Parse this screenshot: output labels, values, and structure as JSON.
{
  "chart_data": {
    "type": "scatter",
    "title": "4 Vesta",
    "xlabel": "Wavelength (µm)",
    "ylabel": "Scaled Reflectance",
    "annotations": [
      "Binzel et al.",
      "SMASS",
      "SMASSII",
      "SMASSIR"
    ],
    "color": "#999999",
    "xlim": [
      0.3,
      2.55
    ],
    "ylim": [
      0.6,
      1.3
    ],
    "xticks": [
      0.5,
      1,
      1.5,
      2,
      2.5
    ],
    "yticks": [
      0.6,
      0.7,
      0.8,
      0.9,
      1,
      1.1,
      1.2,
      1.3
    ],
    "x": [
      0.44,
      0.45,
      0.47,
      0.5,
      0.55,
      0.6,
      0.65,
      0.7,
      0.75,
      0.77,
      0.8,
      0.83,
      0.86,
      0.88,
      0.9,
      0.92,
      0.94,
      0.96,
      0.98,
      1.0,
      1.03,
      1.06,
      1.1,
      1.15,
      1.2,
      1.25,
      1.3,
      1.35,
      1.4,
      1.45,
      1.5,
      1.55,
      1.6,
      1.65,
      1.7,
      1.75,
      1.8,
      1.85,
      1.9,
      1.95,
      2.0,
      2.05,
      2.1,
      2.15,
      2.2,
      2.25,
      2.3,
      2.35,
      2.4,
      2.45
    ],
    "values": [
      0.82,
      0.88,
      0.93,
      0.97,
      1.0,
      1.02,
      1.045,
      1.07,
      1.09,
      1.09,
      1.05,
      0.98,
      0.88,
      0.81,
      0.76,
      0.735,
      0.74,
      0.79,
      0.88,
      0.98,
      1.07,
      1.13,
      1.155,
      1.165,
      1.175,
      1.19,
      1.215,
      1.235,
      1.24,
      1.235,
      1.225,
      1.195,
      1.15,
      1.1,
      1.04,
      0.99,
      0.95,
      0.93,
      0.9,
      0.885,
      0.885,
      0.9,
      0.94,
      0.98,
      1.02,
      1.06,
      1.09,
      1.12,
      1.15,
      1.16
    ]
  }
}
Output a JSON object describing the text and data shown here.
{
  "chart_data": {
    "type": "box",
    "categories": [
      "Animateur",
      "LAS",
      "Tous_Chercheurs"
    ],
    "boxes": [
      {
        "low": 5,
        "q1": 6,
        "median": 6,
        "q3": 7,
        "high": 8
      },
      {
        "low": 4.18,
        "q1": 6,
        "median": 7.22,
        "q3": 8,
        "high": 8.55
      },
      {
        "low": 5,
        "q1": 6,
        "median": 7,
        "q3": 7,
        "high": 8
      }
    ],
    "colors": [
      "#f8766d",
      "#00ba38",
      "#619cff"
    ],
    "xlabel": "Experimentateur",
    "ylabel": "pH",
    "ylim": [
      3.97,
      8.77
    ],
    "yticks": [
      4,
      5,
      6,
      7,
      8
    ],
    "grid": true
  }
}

INSTRUCTIONS FOR THE TASK
Output every line above without altering anything.

WRITTEN SOLUTION
Parse this screenshot: output labels, values, and structure as JSON.
{
  "chart_data": {
    "type": "scatter",
    "title": "4 Vesta",
    "xlabel": "Wavelength (µm)",
    "ylabel": "Scaled Reflectance",
    "annotations": [
      "Binzel et al.",
      "SMASS",
      "SMASSII",
      "SMASSIR"
    ],
    "color": "#999999",
    "xlim": [
      0.3,
      2.55
    ],
    "ylim": [
      0.6,
      1.3
    ],
    "xticks": [
      0.5,
      1,
      1.5,
      2,
      2.5
    ],
    "yticks": [
      0.6,
      0.7,
      0.8,
      0.9,
      1,
      1.1,
      1.2,
      1.3
    ],
    "x": [
      0.44,
      0.45,
      0.47,
      0.5,
      0.55,
      0.6,
      0.65,
      0.7,
      0.75,
      0.77,
      0.8,
      0.83,
      0.86,
      0.88,
      0.9,
      0.92,
      0.94,
      0.96,
      0.98,
      1.0,
      1.03,
      1.06,
      1.1,
      1.15,
      1.2,
      1.25,
      1.3,
      1.35,
      1.4,
      1.45,
      1.5,
      1.55,
      1.6,
      1.65,
      1.7,
      1.75,
      1.8,
      1.85,
      1.9,
      1.95,
      2.0,
      2.05,
      2.1,
      2.15,
      2.2,
      2.25,
      2.3,
      2.35,
      2.4,
      2.45
    ],
    "values": [
      0.82,
      0.88,
      0.93,
      0.97,
      1.0,
      1.02,
      1.045,
      1.07,
      1.09,
      1.09,
      1.05,
      0.98,
      0.88,
      0.81,
      0.76,
      0.735,
      0.74,
      0.79,
      0.88,
      0.98,
      1.07,
      1.13,
      1.155,
      1.165,
      1.175,
      1.19,
      1.215,
      1.235,
      1.24,
      1.235,
      1.225,
      1.195,
      1.15,
      1.1,
      1.04,
      0.99,
      0.95,
      0.93,
      0.9,
      0.885,
      0.885,
      0.9,
      0.94,
      0.98,
      1.02,
      1.06,
      1.09,
      1.12,
      1.15,
      1.16
    ]
  }
}
Output a JSON object describing the text and data shown here.
{
  "chart_data": {
    "type": "box",
    "categories": [
      "Animateur",
      "LAS",
      "Tous_Chercheurs"
    ],
    "boxes": [
      {
        "low": 5,
        "q1": 6,
        "median": 6,
        "q3": 7,
        "high": 8
      },
      {
        "low": 4.18,
        "q1": 6,
        "median": 7.22,
        "q3": 8,
        "high": 8.55
      },
      {
        "low": 5,
        "q1": 6,
        "median": 7,
        "q3": 7,
        "high": 8
      }
    ],
    "colors": [
      "#f8766d",
      "#00ba38",
      "#619cff"
    ],
    "xlabel": "Experimentateur",
    "ylabel": "pH",
    "ylim": [
      3.97,
      8.77
    ],
    "yticks": [
      4,
      5,
      6,
      7,
      8
    ],
    "grid": true
  }
}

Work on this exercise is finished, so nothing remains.